[Exercise prompt]:
Show all lines holding the string "утвержденный".

======

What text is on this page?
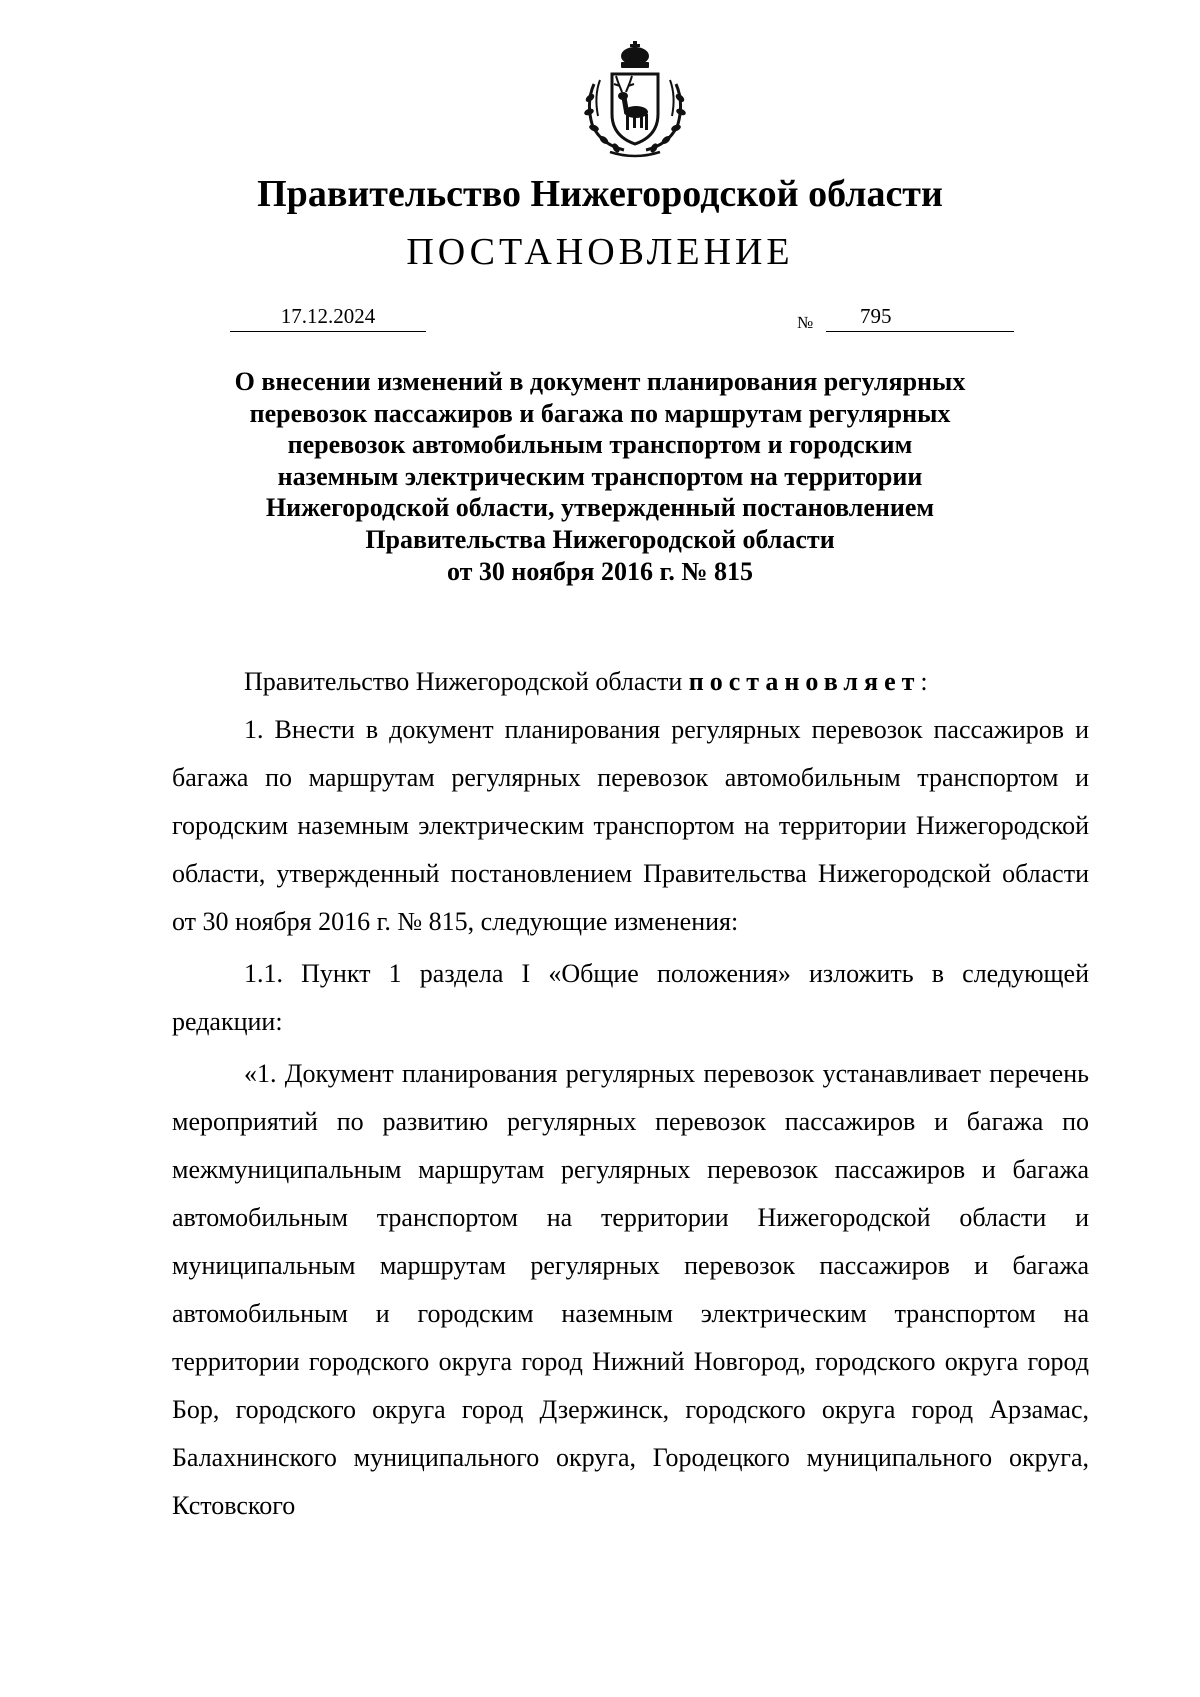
Правительство Нижегородской области
ПОСТАНОВЛЕНИЕ
17.12.2024	№	795
О внесении изменений в документ планирования регулярных
перевозок пассажиров и багажа по маршрутам регулярных
перевозок автомобильным транспортом и городским
наземным электрическим транспортом на территории
Нижегородской области, утвержденный постановлением
Правительства Нижегородской области
от 30 ноября 2016 г. № 815

Правительство Нижегородской области постановляет:

1. Внести в документ планирования регулярных перевозок пассажиров и багажа по маршрутам регулярных перевозок автомобильным транспортом и городским наземным электрическим транспортом на территории Нижегородской области, утвержденный постановлением Правительства Нижегородской области от 30 ноября 2016 г. № 815, следующие изменения:

1.1. Пункт 1 раздела I «Общие положения» изложить в следующей редакции:

«1. Документ планирования регулярных перевозок устанавливает перечень мероприятий по развитию регулярных перевозок пассажиров и багажа по межмуниципальным маршрутам регулярных перевозок пассажиров и багажа автомобильным транспортом на территории Нижегородской области и муниципальным маршрутам регулярных перевозок пассажиров и багажа автомобильным и городским наземным электрическим транспортом на территории городского округа город Нижний Новгород, городского округа город Бор, городского округа город Дзержинск, городского округа город Арзамас, Балахнинского муниципального округа, Городецкого муниципального округа, Кстовского
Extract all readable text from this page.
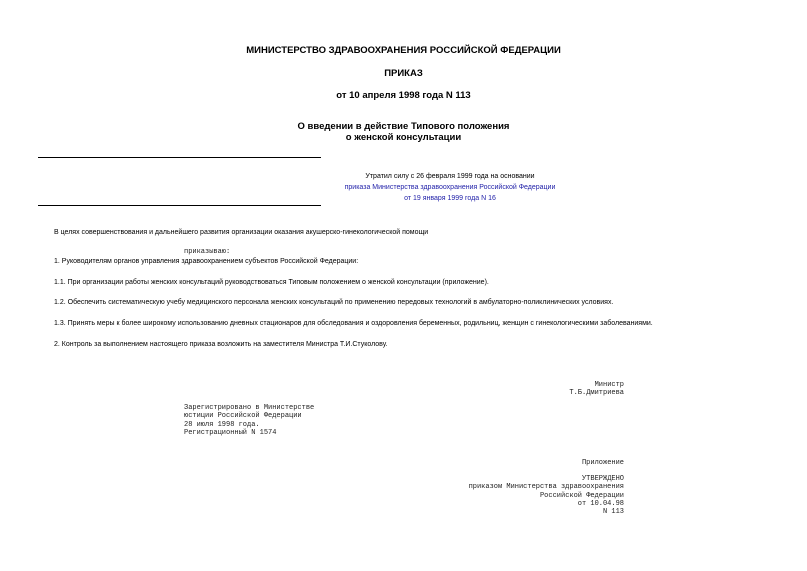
МИНИСТЕРСТВО ЗДРАВООХРАНЕНИЯ РОССИЙСКОЙ ФЕДЕРАЦИИ
ПРИКАЗ
от 10 апреля 1998 года N 113
О введении в действие Типового положения
о женской консультации
Утратил силу с 26 февраля 1999 года на основании
приказа Министерства здравоохранения Российской Федерации
от 19 января 1999 года N 16
В целях совершенствования и дальнейшего развития организации оказания акушерско-гинекологической помощи
приказываю:
1. Руководителям органов управления здравоохранением субъектов Российской Федерации:
1.1. При организации работы женских консультаций руководствоваться Типовым положением о женской консультации (приложение).
1.2. Обеспечить систематическую учебу медицинского персонала женских консультаций по применению передовых технологий в амбулаторно-поликлинических условиях.
1.3. Принять меры к более широкому использованию дневных стационаров для обследования и оздоровления беременных, родильниц, женщин с гинекологическими заболеваниями.
2. Контроль за выполнением настоящего приказа возложить на заместителя Министра Т.И.Стуколову.
Министр
Т.Б.Дмитриева
Зарегистрировано в Министерстве
юстиции Российской Федерации
28 июля 1998 года.
Регистрационный N 1574
Приложение
УТВЕРЖДЕНО
приказом Министерства здравоохранения
Российской Федерации
от 10.04.98
N 113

======

[Task result]:
Нижегородской области, утвержденный постановлением
1. Внести в документ планирования регулярных перевозок пассажиров и багажа по маршрутам регулярных перевозок автомобильным транспортом и городским наземным электрическим транспортом на территории Нижегородской области, утвержденный постановлением Правительства Нижегородской области от 30 ноября 2016 г. № 815, следующие изменения:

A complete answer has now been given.